Dataset records:

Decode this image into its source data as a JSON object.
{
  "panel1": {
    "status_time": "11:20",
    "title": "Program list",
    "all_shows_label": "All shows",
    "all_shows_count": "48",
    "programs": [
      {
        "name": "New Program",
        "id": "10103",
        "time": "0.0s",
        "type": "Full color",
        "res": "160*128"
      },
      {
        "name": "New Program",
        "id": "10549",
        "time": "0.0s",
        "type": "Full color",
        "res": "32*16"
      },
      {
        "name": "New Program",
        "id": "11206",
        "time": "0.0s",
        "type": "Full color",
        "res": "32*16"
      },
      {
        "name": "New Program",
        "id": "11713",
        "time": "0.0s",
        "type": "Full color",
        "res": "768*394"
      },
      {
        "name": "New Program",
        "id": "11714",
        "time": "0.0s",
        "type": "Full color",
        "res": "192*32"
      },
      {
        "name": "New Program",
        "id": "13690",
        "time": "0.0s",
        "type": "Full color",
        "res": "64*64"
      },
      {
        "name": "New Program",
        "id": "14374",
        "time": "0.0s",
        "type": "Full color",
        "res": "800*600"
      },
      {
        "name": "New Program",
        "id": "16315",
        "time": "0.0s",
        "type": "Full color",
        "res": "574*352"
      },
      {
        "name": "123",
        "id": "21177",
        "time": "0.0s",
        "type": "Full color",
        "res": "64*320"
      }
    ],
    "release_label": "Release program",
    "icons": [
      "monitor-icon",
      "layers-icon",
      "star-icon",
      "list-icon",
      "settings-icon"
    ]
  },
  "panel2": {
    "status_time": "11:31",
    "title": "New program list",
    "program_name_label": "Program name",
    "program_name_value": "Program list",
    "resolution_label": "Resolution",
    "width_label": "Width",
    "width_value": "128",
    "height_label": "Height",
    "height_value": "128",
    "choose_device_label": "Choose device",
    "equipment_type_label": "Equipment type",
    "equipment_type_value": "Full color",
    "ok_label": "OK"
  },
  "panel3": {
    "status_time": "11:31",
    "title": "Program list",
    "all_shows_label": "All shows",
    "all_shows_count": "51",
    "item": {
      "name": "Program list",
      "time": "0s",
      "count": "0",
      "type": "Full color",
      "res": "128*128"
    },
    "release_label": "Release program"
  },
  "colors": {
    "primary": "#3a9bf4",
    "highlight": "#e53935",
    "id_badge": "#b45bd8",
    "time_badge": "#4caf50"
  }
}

▸ TASK STATEMENT
Which lines contain "Release"? Copy each of them.

▸ TASK RESPONSE
    "release_label": "Release program",
    "release_label": "Release program"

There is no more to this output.